> [Task brief]: Your job is to retype all of the data word for word, leaving every image out.
─── Input for this task ───
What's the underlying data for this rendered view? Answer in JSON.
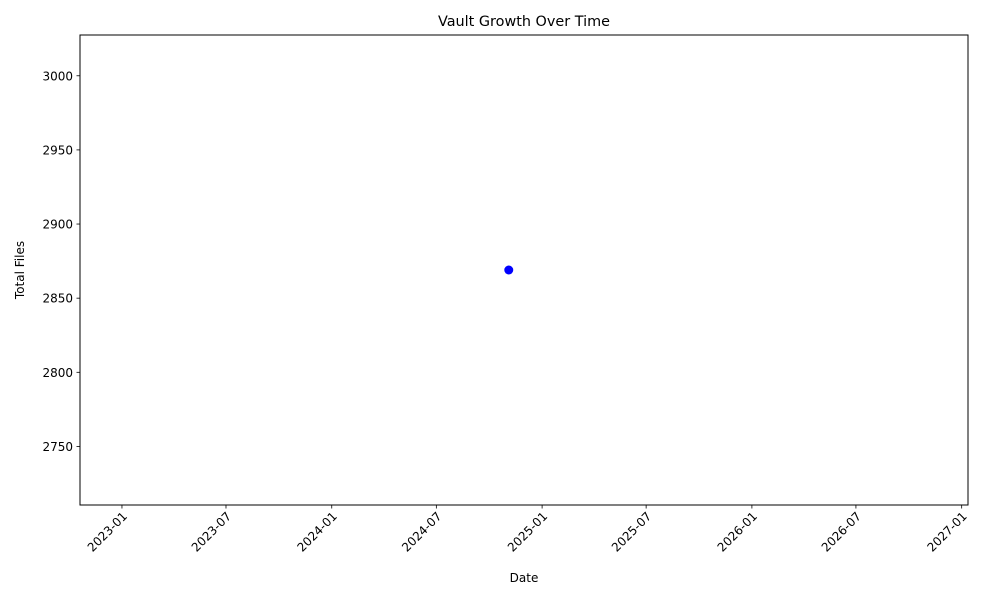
{
  "chart_data": {
    "type": "scatter",
    "title": "Vault Growth Over Time",
    "xlabel": "Date",
    "ylabel": "Total Files",
    "x_ticks": [
      "2023-01",
      "2023-07",
      "2024-01",
      "2024-07",
      "2025-01",
      "2025-07",
      "2026-01",
      "2026-07",
      "2027-01"
    ],
    "xlim": [
      "2022-10-20",
      "2027-01-12"
    ],
    "y_ticks": [
      2750,
      2800,
      2850,
      2900,
      2950,
      3000
    ],
    "ylim": [
      2710.5,
      3027.5
    ],
    "points": [
      {
        "x": "2024-11-04",
        "y": 2869
      }
    ],
    "marker_color": "#0000ff",
    "grid": false,
    "legend": "none"
  }
}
───
> [Correct answer]:
What's the underlying data for this rendered view? Answer in JSON.
{
  "chart_data": {
    "type": "scatter",
    "title": "Vault Growth Over Time",
    "xlabel": "Date",
    "ylabel": "Total Files",
    "x_ticks": [
      "2023-01",
      "2023-07",
      "2024-01",
      "2024-07",
      "2025-01",
      "2025-07",
      "2026-01",
      "2026-07",
      "2027-01"
    ],
    "xlim": [
      "2022-10-20",
      "2027-01-12"
    ],
    "y_ticks": [
      2750,
      2800,
      2850,
      2900,
      2950,
      3000
    ],
    "ylim": [
      2710.5,
      3027.5
    ],
    "points": [
      {
        "x": "2024-11-04",
        "y": 2869
      }
    ],
    "marker_color": "#0000ff",
    "grid": false,
    "legend": "none"
  }
}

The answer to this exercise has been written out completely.